=== Task statement ===
Reproduce the listing word for word, leaving every picture behind.

Extracted data entries:
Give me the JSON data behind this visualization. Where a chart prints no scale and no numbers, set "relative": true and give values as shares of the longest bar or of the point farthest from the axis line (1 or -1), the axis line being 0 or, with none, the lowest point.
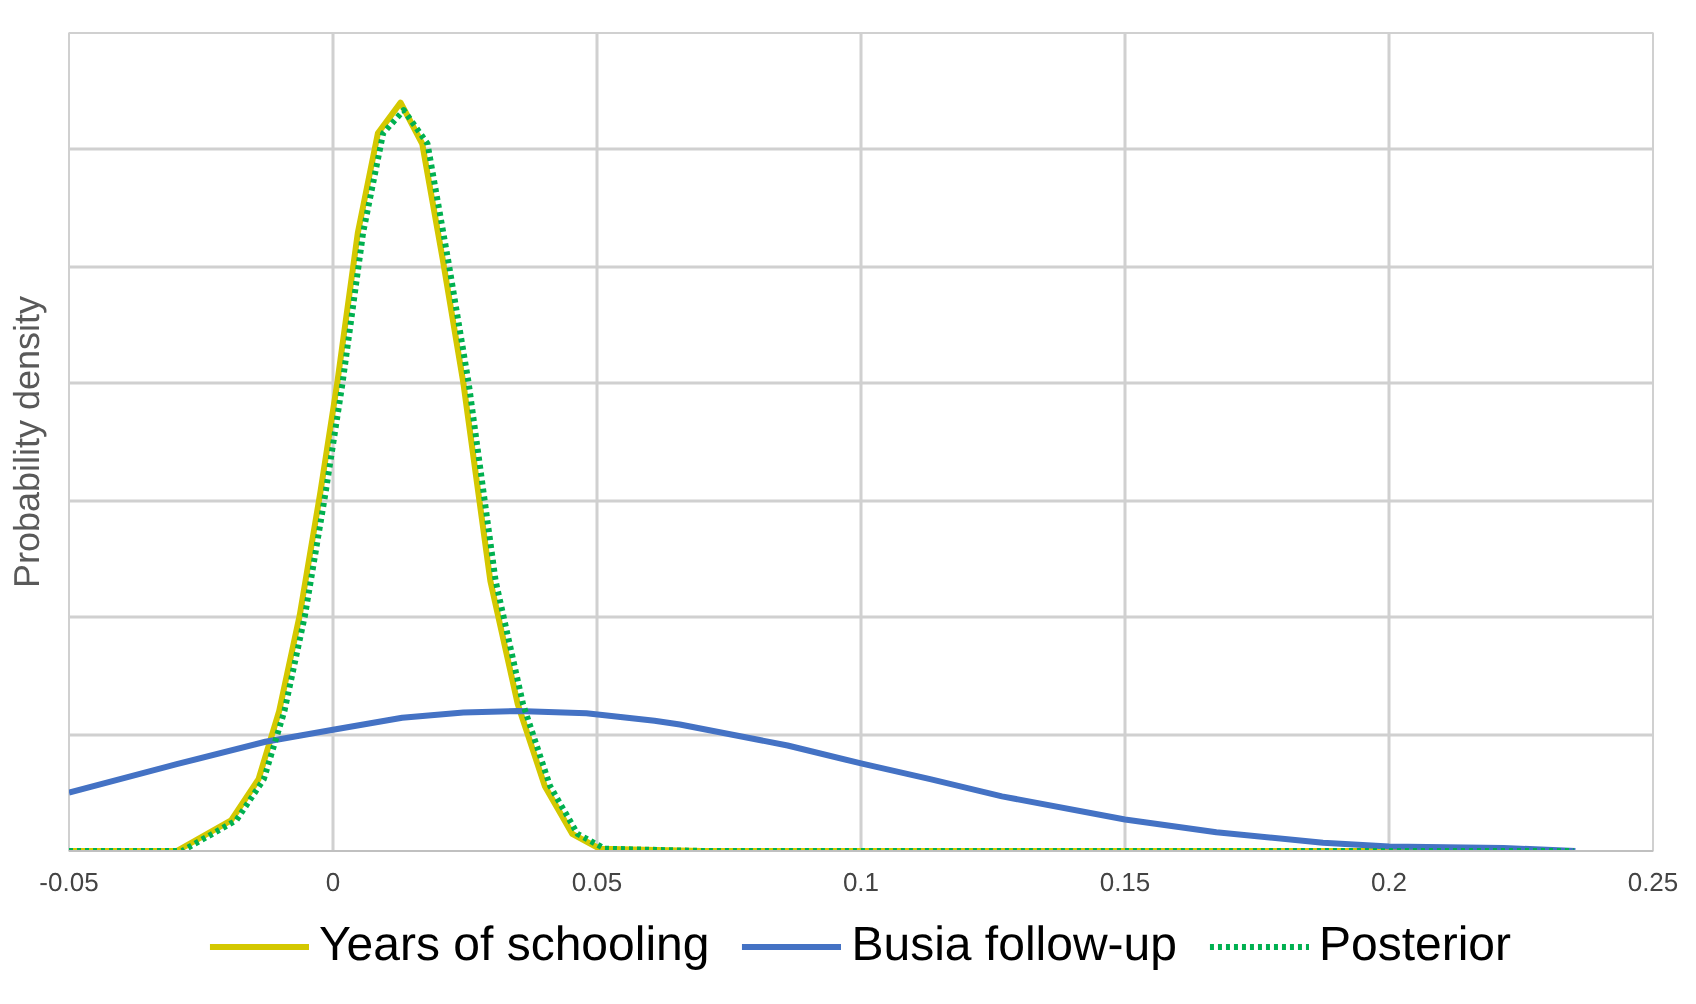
{
  "chart_data": {
    "type": "line",
    "relative": true,
    "ylabel": "Probability density",
    "xlim": [
      -0.05,
      0.25
    ],
    "xticks": [
      -0.05,
      0,
      0.05,
      0.1,
      0.15,
      0.2,
      0.25
    ],
    "grid": true,
    "legend": "bottom",
    "marker": "none",
    "series": [
      {
        "name": "Years of schooling",
        "color": "#d4c800",
        "line_style": "solid",
        "x": [
          -0.05,
          -0.0296,
          -0.0193,
          -0.0141,
          -0.0102,
          -0.0063,
          -0.0024,
          0.0008,
          0.0047,
          0.0085,
          0.0128,
          0.0169,
          0.0208,
          0.0247,
          0.0298,
          0.035,
          0.0401,
          0.0453,
          0.0505,
          0.07,
          0.1,
          0.15,
          0.2,
          0.235
        ],
        "values": [
          0,
          0,
          0.041,
          0.096,
          0.187,
          0.315,
          0.479,
          0.625,
          0.826,
          0.959,
          1,
          0.945,
          0.79,
          0.625,
          0.361,
          0.196,
          0.087,
          0.023,
          0.003,
          0,
          0,
          0,
          0,
          0
        ]
      },
      {
        "name": "Busia follow-up",
        "color": "#4472c4",
        "line_style": "solid",
        "x": [
          -0.05,
          -0.0296,
          -0.0128,
          0,
          0.0131,
          0.0247,
          0.035,
          0.048,
          0.0609,
          0.0657,
          0.0861,
          0.1,
          0.1131,
          0.1267,
          0.15,
          0.1673,
          0.1875,
          0.2,
          0.2217,
          0.2353
        ],
        "values": [
          0.078,
          0.116,
          0.146,
          0.162,
          0.178,
          0.185,
          0.187,
          0.184,
          0.174,
          0.169,
          0.141,
          0.117,
          0.096,
          0.073,
          0.042,
          0.025,
          0.011,
          0.006,
          0.004,
          0
        ]
      },
      {
        "name": "Posterior",
        "color": "#00b050",
        "line_style": "dotted",
        "x": [
          -0.05,
          -0.0286,
          -0.0183,
          -0.0131,
          -0.0092,
          -0.0053,
          -0.0014,
          0.0018,
          0.0057,
          0.0095,
          0.0134,
          0.0179,
          0.0218,
          0.0257,
          0.0308,
          0.036,
          0.0411,
          0.0463,
          0.0515,
          0.07,
          0.1,
          0.15,
          0.2,
          0.235
        ],
        "values": [
          0,
          0,
          0.041,
          0.096,
          0.187,
          0.315,
          0.479,
          0.625,
          0.826,
          0.959,
          0.99,
          0.945,
          0.79,
          0.625,
          0.361,
          0.196,
          0.087,
          0.023,
          0.003,
          0,
          0,
          0,
          0,
          0
        ]
      }
    ]
  }
}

=== Solution below ===
Give me the JSON data behind this visualization. Where a chart prints no scale and no numbers, set "relative": true and give values as shares of the longest bar or of the point farthest from the axis line (1 or -1), the axis line being 0 or, with none, the lowest point.
{
  "chart_data": {
    "type": "line",
    "relative": true,
    "ylabel": "Probability density",
    "xlim": [
      -0.05,
      0.25
    ],
    "xticks": [
      -0.05,
      0,
      0.05,
      0.1,
      0.15,
      0.2,
      0.25
    ],
    "grid": true,
    "legend": "bottom",
    "marker": "none",
    "series": [
      {
        "name": "Years of schooling",
        "color": "#d4c800",
        "line_style": "solid",
        "x": [
          -0.05,
          -0.0296,
          -0.0193,
          -0.0141,
          -0.0102,
          -0.0063,
          -0.0024,
          0.0008,
          0.0047,
          0.0085,
          0.0128,
          0.0169,
          0.0208,
          0.0247,
          0.0298,
          0.035,
          0.0401,
          0.0453,
          0.0505,
          0.07,
          0.1,
          0.15,
          0.2,
          0.235
        ],
        "values": [
          0,
          0,
          0.041,
          0.096,
          0.187,
          0.315,
          0.479,
          0.625,
          0.826,
          0.959,
          1,
          0.945,
          0.79,
          0.625,
          0.361,
          0.196,
          0.087,
          0.023,
          0.003,
          0,
          0,
          0,
          0,
          0
        ]
      },
      {
        "name": "Busia follow-up",
        "color": "#4472c4",
        "line_style": "solid",
        "x": [
          -0.05,
          -0.0296,
          -0.0128,
          0,
          0.0131,
          0.0247,
          0.035,
          0.048,
          0.0609,
          0.0657,
          0.0861,
          0.1,
          0.1131,
          0.1267,
          0.15,
          0.1673,
          0.1875,
          0.2,
          0.2217,
          0.2353
        ],
        "values": [
          0.078,
          0.116,
          0.146,
          0.162,
          0.178,
          0.185,
          0.187,
          0.184,
          0.174,
          0.169,
          0.141,
          0.117,
          0.096,
          0.073,
          0.042,
          0.025,
          0.011,
          0.006,
          0.004,
          0
        ]
      },
      {
        "name": "Posterior",
        "color": "#00b050",
        "line_style": "dotted",
        "x": [
          -0.05,
          -0.0286,
          -0.0183,
          -0.0131,
          -0.0092,
          -0.0053,
          -0.0014,
          0.0018,
          0.0057,
          0.0095,
          0.0134,
          0.0179,
          0.0218,
          0.0257,
          0.0308,
          0.036,
          0.0411,
          0.0463,
          0.0515,
          0.07,
          0.1,
          0.15,
          0.2,
          0.235
        ],
        "values": [
          0,
          0,
          0.041,
          0.096,
          0.187,
          0.315,
          0.479,
          0.625,
          0.826,
          0.959,
          0.99,
          0.945,
          0.79,
          0.625,
          0.361,
          0.196,
          0.087,
          0.023,
          0.003,
          0,
          0,
          0,
          0,
          0
        ]
      }
    ]
  }
}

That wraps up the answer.